[DATA RECORDS — start]
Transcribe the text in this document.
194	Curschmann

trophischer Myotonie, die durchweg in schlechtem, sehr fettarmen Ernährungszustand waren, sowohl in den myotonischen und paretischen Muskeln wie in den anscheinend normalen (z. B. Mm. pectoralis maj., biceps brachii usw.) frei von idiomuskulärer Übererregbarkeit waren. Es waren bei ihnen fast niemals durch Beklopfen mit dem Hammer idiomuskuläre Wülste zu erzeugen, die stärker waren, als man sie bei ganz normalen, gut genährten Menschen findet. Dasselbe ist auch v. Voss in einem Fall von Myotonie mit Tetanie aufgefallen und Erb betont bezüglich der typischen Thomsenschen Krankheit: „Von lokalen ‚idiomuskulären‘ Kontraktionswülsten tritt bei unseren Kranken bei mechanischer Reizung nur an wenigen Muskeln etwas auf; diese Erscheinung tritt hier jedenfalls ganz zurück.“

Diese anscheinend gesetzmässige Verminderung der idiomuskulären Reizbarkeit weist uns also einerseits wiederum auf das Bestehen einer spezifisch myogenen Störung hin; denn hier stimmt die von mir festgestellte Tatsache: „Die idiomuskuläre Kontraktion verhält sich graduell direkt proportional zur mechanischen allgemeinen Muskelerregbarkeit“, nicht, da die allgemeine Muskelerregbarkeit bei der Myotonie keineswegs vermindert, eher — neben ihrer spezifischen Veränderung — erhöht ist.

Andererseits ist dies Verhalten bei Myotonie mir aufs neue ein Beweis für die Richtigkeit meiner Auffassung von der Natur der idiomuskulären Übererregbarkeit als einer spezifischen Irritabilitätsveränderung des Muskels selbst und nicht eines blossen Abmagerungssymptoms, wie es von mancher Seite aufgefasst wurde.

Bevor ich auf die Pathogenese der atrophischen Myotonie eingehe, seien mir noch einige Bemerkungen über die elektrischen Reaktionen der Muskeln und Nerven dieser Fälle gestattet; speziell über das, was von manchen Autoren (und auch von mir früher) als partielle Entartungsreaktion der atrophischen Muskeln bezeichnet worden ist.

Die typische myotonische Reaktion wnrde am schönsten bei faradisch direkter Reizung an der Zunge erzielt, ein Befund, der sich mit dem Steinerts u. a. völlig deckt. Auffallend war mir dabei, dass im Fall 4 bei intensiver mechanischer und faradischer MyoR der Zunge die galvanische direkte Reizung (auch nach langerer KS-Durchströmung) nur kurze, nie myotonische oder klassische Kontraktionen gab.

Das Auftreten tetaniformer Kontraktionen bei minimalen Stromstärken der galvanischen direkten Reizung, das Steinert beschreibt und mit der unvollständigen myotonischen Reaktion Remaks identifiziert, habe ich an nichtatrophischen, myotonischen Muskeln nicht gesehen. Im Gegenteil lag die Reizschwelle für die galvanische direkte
[DATA RECORDS — finish]
--- WHAT YOU ARE ASKED TO DO ---
The answer should consist of all lines from the records above that hold the word "galvanische".

--- EXERCISE SOLUTION ---
Die typische myotonische Reaktion wnrde am schönsten bei faradisch direkter Reizung an der Zunge erzielt, ein Befund, der sich mit dem Steinerts u. a. völlig deckt. Auffallend war mir dabei, dass im Fall 4 bei intensiver mechanischer und faradischer MyoR der Zunge die galvanische direkte Reizung (auch nach langerer KS-Durchströmung) nur kurze, nie myotonische oder klassische Kontraktionen gab.
Das Auftreten tetaniformer Kontraktionen bei minimalen Stromstärken der galvanischen direkten Reizung, das Steinert beschreibt und mit der unvollständigen myotonischen Reaktion Remaks identifiziert, habe ich an nichtatrophischen, myotonischen Muskeln nicht gesehen. Im Gegenteil lag die Reizschwelle für die galvanische direkte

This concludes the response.